### TASK TO COMPLETE
Whenever a line of the listing contains the string "Search", return that line.

### MATERIAL SUPPLIED
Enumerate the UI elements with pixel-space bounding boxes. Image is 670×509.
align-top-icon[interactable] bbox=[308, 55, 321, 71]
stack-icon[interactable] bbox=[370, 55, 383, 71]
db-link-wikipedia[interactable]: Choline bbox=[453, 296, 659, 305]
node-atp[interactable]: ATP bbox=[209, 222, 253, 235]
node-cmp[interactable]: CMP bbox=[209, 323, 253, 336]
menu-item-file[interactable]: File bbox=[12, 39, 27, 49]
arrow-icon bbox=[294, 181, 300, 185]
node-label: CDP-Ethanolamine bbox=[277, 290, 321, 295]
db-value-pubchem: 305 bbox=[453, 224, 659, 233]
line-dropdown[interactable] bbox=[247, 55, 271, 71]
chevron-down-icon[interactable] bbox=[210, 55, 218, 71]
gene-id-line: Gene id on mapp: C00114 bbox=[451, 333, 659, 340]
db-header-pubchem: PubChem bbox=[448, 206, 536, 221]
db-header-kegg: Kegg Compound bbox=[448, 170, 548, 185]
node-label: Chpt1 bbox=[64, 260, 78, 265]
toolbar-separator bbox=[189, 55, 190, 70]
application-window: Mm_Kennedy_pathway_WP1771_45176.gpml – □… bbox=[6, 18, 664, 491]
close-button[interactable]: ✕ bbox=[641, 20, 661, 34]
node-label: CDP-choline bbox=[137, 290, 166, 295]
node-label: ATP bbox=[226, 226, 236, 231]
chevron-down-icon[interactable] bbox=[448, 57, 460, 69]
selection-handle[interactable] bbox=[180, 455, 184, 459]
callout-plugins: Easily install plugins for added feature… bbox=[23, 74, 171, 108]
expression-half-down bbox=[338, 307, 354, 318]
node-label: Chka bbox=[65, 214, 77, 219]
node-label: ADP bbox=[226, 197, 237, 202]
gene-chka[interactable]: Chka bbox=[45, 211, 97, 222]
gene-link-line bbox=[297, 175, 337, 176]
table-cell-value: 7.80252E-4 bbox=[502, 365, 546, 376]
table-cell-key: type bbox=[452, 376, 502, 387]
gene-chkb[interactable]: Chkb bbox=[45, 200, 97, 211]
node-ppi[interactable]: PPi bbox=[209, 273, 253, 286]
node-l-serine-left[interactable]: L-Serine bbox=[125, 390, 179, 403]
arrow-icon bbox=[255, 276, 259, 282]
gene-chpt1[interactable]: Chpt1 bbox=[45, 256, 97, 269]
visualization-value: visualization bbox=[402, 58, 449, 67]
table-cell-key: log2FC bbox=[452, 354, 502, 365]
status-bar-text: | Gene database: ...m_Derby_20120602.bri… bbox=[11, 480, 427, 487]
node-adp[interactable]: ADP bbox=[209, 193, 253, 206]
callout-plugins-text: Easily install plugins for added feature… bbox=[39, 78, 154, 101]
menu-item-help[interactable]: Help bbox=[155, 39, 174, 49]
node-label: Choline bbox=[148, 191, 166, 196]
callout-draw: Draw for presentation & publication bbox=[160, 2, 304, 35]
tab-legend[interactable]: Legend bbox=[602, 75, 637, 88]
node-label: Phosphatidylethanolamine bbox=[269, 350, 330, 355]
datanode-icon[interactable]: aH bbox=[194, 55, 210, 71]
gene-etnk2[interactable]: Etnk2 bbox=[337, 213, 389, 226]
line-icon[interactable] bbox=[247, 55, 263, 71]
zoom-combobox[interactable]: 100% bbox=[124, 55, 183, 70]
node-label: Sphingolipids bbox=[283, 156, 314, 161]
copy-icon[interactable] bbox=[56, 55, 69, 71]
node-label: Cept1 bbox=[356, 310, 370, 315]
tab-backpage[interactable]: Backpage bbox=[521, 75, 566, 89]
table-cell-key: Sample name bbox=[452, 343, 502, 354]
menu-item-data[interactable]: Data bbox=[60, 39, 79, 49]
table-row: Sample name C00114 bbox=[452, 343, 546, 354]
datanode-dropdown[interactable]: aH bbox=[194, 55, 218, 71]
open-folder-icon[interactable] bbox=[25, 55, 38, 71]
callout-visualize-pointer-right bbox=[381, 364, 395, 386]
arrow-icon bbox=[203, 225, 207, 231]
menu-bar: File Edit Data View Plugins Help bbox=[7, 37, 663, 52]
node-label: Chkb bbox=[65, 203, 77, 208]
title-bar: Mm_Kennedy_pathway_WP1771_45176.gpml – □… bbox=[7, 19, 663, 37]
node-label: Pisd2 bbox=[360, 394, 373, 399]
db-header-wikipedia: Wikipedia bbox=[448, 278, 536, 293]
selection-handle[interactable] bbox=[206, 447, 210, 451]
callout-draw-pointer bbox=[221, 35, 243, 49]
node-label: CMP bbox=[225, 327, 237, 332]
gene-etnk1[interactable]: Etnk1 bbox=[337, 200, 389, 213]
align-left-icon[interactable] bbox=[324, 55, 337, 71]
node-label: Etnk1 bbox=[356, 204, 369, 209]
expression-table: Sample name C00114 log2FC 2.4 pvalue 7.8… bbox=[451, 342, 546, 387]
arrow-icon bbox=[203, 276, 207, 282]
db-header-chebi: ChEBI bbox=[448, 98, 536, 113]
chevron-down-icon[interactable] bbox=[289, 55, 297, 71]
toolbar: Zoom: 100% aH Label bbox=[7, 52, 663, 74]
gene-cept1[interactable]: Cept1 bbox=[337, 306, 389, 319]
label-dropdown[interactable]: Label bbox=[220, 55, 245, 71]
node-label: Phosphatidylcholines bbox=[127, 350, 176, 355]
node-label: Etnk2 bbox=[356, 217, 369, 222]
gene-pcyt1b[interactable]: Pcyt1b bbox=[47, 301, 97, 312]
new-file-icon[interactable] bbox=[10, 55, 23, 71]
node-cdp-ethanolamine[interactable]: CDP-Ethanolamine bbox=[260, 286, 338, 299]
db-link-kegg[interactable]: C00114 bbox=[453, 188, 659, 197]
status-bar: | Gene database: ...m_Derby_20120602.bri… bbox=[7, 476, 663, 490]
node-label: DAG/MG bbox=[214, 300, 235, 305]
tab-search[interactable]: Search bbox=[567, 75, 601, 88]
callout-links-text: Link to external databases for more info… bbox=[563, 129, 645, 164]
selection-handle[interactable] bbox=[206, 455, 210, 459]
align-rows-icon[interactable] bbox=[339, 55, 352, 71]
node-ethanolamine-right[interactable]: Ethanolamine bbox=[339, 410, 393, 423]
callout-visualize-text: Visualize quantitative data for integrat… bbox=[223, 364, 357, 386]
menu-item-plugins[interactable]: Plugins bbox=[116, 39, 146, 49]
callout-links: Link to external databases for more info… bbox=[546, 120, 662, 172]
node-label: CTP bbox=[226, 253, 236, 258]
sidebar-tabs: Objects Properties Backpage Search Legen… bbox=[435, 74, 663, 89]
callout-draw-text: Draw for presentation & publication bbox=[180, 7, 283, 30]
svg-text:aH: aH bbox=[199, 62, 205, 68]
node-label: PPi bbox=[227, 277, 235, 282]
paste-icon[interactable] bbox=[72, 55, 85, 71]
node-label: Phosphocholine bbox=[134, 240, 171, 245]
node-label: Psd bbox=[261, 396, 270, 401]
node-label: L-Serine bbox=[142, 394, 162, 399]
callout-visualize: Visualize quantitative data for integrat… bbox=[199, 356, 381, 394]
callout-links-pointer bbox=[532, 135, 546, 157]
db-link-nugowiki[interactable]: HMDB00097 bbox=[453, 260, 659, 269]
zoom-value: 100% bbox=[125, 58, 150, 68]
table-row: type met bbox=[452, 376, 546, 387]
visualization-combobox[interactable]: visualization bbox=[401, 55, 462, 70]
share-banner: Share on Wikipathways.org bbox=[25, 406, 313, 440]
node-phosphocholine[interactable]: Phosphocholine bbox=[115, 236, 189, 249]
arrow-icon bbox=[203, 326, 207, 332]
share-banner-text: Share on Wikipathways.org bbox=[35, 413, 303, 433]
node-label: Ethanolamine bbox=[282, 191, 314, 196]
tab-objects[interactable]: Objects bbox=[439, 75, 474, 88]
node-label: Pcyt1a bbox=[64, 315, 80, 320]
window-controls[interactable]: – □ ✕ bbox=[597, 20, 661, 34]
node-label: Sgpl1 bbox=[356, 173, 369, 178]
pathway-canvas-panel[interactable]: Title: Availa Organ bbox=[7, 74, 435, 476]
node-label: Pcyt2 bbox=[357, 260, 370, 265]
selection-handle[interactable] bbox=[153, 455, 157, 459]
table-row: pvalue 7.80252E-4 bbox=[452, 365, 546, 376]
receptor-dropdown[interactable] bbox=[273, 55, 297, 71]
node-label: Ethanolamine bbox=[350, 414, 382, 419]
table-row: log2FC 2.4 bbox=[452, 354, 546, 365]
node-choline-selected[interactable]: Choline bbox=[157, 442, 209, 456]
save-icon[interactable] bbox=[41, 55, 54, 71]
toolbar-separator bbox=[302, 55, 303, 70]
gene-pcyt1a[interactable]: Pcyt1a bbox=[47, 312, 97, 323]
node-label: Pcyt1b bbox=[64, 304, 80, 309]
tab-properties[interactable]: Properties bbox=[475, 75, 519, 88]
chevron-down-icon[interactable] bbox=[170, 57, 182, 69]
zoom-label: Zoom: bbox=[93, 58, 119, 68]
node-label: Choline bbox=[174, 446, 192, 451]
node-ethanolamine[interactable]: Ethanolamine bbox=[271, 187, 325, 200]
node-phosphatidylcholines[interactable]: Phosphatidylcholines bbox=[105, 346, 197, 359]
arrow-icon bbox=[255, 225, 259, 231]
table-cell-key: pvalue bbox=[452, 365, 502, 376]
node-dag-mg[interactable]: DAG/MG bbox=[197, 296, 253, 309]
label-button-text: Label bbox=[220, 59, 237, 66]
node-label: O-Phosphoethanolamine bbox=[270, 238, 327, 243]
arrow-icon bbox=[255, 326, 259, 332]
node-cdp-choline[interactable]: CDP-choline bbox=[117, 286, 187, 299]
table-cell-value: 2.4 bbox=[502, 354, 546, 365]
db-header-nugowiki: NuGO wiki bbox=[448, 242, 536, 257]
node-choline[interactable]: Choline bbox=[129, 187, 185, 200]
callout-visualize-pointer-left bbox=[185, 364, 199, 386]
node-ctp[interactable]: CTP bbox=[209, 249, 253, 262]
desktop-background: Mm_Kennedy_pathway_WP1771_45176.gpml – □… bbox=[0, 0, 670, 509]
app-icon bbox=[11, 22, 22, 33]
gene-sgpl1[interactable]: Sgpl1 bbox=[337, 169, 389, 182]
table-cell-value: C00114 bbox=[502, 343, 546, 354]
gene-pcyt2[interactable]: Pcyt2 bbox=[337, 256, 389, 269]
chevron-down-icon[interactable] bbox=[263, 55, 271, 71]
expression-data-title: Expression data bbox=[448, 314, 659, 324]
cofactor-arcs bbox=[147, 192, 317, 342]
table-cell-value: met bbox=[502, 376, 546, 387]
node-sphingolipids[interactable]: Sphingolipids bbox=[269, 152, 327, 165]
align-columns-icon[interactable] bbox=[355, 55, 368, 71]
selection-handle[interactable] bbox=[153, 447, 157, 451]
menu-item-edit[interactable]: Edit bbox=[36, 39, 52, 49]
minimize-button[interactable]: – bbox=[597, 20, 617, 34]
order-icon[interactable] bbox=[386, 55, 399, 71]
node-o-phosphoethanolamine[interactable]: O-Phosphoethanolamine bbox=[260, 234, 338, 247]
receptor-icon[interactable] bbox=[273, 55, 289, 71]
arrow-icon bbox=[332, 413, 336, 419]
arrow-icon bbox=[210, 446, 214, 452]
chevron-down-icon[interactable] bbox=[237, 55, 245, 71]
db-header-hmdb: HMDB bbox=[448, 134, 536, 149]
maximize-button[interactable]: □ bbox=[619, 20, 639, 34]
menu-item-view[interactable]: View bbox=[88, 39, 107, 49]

### RESPONSE BOX
tab-search[interactable]: Search bbox=[567, 75, 601, 88]
sidebar-tabs: Objects Properties Backpage Search Legen… bbox=[435, 74, 663, 89]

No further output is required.